### Goal of the exercise
In the records below, pick out all lines containing the word "this".

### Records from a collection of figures
==============================
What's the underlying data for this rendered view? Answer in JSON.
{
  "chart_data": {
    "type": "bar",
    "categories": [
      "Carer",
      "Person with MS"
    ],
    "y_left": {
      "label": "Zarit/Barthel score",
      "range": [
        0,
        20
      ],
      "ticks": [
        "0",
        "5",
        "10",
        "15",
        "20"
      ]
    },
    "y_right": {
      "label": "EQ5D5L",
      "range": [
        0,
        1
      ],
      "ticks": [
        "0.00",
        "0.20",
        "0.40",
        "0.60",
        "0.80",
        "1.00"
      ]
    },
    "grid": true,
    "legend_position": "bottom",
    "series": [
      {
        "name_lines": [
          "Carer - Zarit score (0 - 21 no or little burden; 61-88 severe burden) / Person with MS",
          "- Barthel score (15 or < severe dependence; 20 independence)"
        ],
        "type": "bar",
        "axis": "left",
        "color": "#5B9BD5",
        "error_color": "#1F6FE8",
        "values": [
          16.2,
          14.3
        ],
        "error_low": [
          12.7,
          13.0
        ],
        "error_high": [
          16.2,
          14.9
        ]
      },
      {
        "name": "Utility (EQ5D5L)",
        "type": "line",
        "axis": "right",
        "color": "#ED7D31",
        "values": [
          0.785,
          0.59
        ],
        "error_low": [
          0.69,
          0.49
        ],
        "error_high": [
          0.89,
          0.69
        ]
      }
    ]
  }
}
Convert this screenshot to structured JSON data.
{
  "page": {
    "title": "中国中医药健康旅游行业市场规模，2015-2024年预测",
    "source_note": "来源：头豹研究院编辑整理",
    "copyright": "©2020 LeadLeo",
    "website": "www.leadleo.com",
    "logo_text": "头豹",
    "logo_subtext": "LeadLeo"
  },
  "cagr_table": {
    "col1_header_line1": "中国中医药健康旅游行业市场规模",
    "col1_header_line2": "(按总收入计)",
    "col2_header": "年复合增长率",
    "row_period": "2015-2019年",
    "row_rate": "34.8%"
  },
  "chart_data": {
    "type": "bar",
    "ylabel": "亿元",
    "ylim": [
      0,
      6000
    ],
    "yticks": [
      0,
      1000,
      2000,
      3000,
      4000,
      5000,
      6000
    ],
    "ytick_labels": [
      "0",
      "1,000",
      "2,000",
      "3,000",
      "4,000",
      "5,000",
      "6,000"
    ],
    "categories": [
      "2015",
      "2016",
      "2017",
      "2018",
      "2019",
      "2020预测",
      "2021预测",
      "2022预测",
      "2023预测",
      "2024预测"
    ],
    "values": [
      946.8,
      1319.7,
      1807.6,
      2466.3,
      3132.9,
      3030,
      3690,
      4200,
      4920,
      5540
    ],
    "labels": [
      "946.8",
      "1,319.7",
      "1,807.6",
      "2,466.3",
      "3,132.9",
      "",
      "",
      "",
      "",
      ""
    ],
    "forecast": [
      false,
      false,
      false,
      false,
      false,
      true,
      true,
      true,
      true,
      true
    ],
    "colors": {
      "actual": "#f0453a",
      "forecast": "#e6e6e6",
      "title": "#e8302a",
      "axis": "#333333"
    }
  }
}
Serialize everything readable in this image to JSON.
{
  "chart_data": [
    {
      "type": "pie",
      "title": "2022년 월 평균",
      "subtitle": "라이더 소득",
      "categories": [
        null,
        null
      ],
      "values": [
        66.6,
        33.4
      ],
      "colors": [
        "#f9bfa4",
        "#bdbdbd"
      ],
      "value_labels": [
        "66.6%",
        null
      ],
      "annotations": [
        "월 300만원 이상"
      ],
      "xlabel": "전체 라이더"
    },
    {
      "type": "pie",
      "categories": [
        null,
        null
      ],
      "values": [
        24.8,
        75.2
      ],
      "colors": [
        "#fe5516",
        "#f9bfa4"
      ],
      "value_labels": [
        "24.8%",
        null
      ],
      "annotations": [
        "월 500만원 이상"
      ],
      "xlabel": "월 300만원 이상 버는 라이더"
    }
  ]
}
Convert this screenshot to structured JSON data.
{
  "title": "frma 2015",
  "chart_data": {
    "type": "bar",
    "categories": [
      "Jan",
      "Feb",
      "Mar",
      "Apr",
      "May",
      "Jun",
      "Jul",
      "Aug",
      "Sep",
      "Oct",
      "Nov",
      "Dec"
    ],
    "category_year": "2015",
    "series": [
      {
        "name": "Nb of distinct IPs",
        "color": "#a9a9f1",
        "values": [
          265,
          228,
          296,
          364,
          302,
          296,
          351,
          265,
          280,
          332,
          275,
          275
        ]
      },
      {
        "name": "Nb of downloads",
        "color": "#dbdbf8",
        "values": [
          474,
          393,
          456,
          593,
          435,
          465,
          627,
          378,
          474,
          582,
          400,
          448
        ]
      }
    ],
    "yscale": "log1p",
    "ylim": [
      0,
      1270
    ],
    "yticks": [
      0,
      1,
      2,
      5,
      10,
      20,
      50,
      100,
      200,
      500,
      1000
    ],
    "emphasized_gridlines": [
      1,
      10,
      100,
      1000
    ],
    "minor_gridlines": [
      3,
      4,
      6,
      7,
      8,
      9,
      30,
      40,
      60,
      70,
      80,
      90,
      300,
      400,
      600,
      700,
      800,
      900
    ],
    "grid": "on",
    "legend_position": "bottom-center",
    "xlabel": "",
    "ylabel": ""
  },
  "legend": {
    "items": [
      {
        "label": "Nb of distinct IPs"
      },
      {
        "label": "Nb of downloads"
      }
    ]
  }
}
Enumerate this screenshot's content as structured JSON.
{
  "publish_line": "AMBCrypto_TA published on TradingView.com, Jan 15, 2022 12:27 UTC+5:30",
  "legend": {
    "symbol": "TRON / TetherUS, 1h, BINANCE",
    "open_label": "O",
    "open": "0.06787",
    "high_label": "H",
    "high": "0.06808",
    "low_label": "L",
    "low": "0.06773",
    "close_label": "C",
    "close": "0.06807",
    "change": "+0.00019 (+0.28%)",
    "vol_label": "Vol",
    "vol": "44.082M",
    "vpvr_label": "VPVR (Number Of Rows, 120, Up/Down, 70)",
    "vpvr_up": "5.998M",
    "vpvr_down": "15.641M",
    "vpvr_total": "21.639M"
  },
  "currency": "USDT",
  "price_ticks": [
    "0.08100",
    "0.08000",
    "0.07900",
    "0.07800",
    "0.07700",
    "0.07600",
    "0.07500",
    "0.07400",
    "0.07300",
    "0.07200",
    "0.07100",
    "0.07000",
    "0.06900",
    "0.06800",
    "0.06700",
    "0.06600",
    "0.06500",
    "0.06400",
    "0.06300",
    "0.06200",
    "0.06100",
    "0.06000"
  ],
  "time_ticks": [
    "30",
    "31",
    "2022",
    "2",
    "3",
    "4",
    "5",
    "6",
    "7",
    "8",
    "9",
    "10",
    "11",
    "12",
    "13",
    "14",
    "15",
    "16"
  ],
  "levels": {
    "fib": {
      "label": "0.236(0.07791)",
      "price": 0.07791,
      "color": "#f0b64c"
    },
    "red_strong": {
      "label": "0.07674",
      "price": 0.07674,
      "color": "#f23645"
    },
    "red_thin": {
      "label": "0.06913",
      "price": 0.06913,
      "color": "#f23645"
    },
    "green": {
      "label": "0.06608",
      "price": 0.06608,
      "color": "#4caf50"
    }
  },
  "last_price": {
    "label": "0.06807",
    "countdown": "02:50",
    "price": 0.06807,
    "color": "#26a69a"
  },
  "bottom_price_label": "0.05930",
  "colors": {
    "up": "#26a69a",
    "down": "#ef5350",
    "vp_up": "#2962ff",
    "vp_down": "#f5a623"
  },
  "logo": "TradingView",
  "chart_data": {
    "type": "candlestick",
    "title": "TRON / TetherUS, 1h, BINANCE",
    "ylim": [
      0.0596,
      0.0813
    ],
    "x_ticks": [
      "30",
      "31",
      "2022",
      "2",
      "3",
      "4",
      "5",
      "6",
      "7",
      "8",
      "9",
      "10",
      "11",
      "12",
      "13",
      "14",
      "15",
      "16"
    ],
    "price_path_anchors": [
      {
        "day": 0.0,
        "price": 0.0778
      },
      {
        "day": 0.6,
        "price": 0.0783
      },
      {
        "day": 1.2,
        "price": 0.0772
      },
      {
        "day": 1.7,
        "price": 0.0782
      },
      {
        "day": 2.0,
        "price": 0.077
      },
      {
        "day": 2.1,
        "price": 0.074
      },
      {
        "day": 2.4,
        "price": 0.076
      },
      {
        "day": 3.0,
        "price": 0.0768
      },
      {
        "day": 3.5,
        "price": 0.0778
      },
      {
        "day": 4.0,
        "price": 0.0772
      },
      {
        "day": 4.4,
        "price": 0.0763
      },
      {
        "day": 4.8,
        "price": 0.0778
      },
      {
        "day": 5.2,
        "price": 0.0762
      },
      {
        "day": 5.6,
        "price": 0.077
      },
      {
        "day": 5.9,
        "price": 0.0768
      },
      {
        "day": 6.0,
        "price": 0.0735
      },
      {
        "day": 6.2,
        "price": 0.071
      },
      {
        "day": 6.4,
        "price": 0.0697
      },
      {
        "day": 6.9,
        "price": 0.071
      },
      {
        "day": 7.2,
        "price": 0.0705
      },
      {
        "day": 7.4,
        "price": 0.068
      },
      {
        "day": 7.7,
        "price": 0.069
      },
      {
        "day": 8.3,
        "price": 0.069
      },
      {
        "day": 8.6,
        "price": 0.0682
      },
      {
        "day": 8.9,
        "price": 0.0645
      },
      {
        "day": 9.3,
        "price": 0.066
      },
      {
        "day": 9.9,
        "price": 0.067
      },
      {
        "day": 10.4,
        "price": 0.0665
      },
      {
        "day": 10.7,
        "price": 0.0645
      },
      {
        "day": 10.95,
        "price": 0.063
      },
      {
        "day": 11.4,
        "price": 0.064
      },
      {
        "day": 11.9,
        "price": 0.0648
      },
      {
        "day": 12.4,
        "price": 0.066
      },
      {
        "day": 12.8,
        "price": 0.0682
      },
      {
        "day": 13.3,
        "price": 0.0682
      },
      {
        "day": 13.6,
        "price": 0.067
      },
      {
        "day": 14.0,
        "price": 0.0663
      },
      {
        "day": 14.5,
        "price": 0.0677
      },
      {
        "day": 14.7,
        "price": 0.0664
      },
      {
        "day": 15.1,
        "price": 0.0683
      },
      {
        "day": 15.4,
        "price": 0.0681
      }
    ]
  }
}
==============================
### Written reply
What's the underlying data for this rendered view? Answer in JSON.
Convert this screenshot to structured JSON data.
Serialize everything readable in this image to JSON.
Convert this screenshot to structured JSON data.
Enumerate this screenshot's content as structured JSON.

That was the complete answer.